- WRITTEN TASK
Copy out the material below in full, but not its images.

- MATERIAL SUPPLIED
_ _ _

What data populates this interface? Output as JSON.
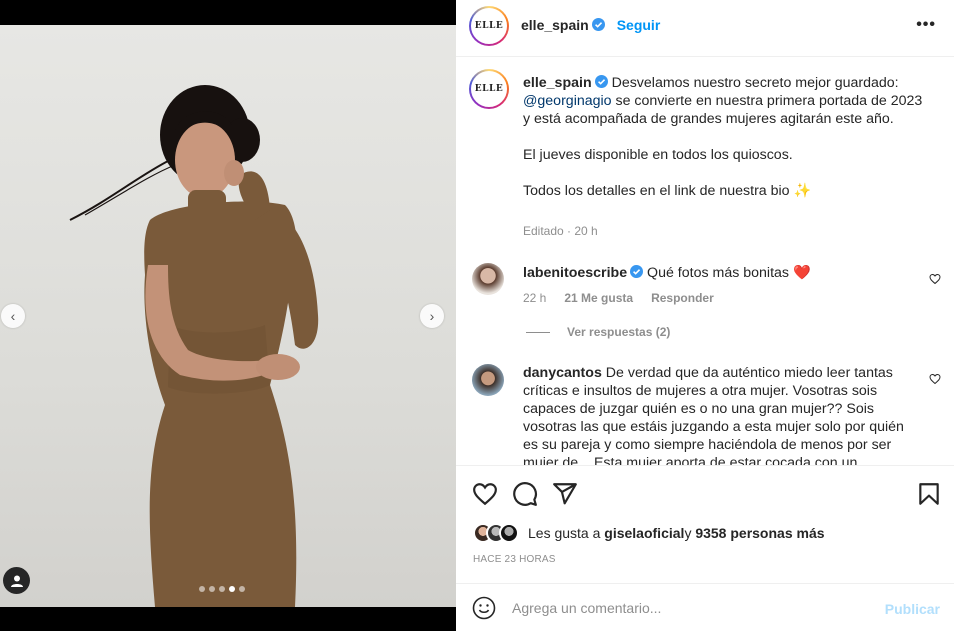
{
  "post": {
    "username": "elle_spain",
    "follow_label": "Seguir",
    "more_label": "•••",
    "avatar_logo": "ELLE",
    "media": {
      "slides_total": 5,
      "active_slide": 4
    }
  },
  "caption": {
    "username": "elle_spain",
    "text_before_mention": "Desvelamos nuestro secreto mejor guardado:",
    "mention": "@georginagio",
    "text_after_mention": " se convierte en nuestra primera portada de 2023 y está acompañada de grandes mujeres agitarán este año.",
    "paragraph2": "El jueves disponible en todos los quioscos.",
    "paragraph3": "Todos los detalles en el link de nuestra bio ✨",
    "meta": "Editado · 20 h"
  },
  "comments": [
    {
      "username": "labenitoescribe",
      "verified": true,
      "text": "Qué fotos más bonitas ❤️",
      "time": "22 h",
      "likes": "21 Me gusta",
      "reply_label": "Responder",
      "view_replies": "Ver respuestas (2)"
    },
    {
      "username": "danycantos",
      "verified": false,
      "text": "De verdad que da auténtico miedo leer tantas críticas e insultos de mujeres a otra mujer. Vosotras sois capaces de juzgar quién es o no una gran mujer?? Sois vosotras las que estáis juzgando a esta mujer solo por quién es su pareja y como siempre haciéndola de menos por ser mujer de... Esta mujer aporta de estar cocada con un..."
    }
  ],
  "likes": {
    "prefix": "Les gusta a ",
    "user": "giselaoficial",
    "connector": " y ",
    "count": "9358 personas más"
  },
  "timestamp": "HACE 23 HORAS",
  "add_comment": {
    "placeholder": "Agrega un comentario...",
    "publish_label": "Publicar"
  },
  "colors": {
    "accent": "#0095f6",
    "publish_disabled": "#b2dffc",
    "verified": "#3897f0",
    "heart_red": "#ed4956"
  }
}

_ _ _

- FINISHED TASK
What data populates this interface? Output as JSON.
{
  "post": {
    "username": "elle_spain",
    "follow_label": "Seguir",
    "more_label": "•••",
    "avatar_logo": "ELLE",
    "media": {
      "slides_total": 5,
      "active_slide": 4
    }
  },
  "caption": {
    "username": "elle_spain",
    "text_before_mention": "Desvelamos nuestro secreto mejor guardado:",
    "mention": "@georginagio",
    "text_after_mention": " se convierte en nuestra primera portada de 2023 y está acompañada de grandes mujeres agitarán este año.",
    "paragraph2": "El jueves disponible en todos los quioscos.",
    "paragraph3": "Todos los detalles en el link de nuestra bio ✨",
    "meta": "Editado · 20 h"
  },
  "comments": [
    {
      "username": "labenitoescribe",
      "verified": true,
      "text": "Qué fotos más bonitas ❤️",
      "time": "22 h",
      "likes": "21 Me gusta",
      "reply_label": "Responder",
      "view_replies": "Ver respuestas (2)"
    },
    {
      "username": "danycantos",
      "verified": false,
      "text": "De verdad que da auténtico miedo leer tantas críticas e insultos de mujeres a otra mujer. Vosotras sois capaces de juzgar quién es o no una gran mujer?? Sois vosotras las que estáis juzgando a esta mujer solo por quién es su pareja y como siempre haciéndola de menos por ser mujer de... Esta mujer aporta de estar cocada con un..."
    }
  ],
  "likes": {
    "prefix": "Les gusta a ",
    "user": "giselaoficial",
    "connector": " y ",
    "count": "9358 personas más"
  },
  "timestamp": "HACE 23 HORAS",
  "add_comment": {
    "placeholder": "Agrega un comentario...",
    "publish_label": "Publicar"
  },
  "colors": {
    "accent": "#0095f6",
    "publish_disabled": "#b2dffc",
    "verified": "#3897f0",
    "heart_red": "#ed4956"
  }
}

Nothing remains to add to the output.